-- start --

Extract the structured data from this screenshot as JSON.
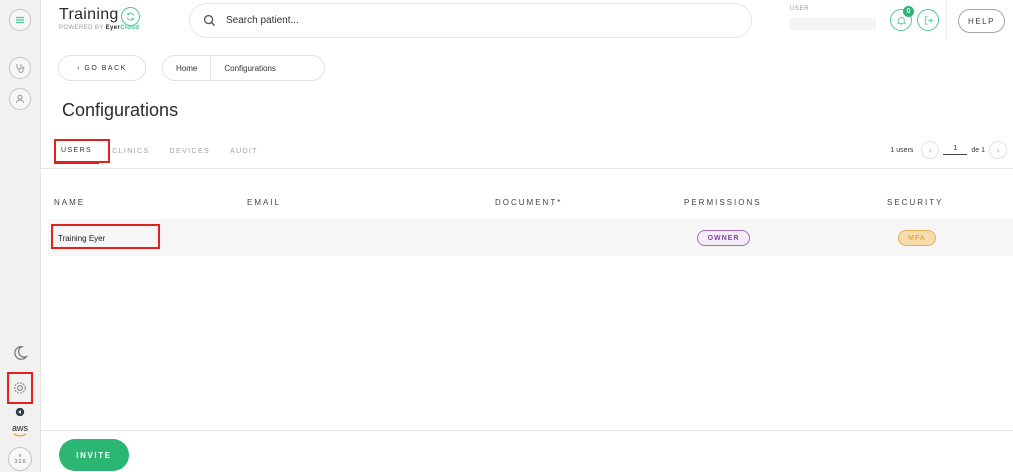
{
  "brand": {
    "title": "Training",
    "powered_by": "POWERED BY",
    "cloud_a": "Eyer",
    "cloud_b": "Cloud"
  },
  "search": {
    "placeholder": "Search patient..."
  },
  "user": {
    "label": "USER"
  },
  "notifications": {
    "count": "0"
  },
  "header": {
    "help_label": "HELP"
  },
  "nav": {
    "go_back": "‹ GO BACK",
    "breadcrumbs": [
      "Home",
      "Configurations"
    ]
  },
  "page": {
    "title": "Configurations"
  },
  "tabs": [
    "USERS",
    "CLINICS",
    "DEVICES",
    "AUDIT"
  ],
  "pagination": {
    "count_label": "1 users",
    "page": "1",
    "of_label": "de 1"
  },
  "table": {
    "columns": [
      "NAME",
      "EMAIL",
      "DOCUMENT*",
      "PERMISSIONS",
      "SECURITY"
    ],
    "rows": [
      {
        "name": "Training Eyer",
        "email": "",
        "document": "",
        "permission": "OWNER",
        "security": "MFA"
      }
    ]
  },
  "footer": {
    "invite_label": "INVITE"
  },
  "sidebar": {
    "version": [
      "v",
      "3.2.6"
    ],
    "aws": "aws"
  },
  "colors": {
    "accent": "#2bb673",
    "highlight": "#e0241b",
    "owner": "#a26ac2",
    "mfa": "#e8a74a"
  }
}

-- end --

● **STATED GOAL**
Copy all the data exactly as written, but skip any picture.

● **COMPLETE RESPONSE**
Extract the structured data from this screenshot as JSON.
{
  "brand": {
    "title": "Training",
    "powered_by": "POWERED BY",
    "cloud_a": "Eyer",
    "cloud_b": "Cloud"
  },
  "search": {
    "placeholder": "Search patient..."
  },
  "user": {
    "label": "USER"
  },
  "notifications": {
    "count": "0"
  },
  "header": {
    "help_label": "HELP"
  },
  "nav": {
    "go_back": "‹ GO BACK",
    "breadcrumbs": [
      "Home",
      "Configurations"
    ]
  },
  "page": {
    "title": "Configurations"
  },
  "tabs": [
    "USERS",
    "CLINICS",
    "DEVICES",
    "AUDIT"
  ],
  "pagination": {
    "count_label": "1 users",
    "page": "1",
    "of_label": "de 1"
  },
  "table": {
    "columns": [
      "NAME",
      "EMAIL",
      "DOCUMENT*",
      "PERMISSIONS",
      "SECURITY"
    ],
    "rows": [
      {
        "name": "Training Eyer",
        "email": "",
        "document": "",
        "permission": "OWNER",
        "security": "MFA"
      }
    ]
  },
  "footer": {
    "invite_label": "INVITE"
  },
  "sidebar": {
    "version": [
      "v",
      "3.2.6"
    ],
    "aws": "aws"
  },
  "colors": {
    "accent": "#2bb673",
    "highlight": "#e0241b",
    "owner": "#a26ac2",
    "mfa": "#e8a74a"
  }
}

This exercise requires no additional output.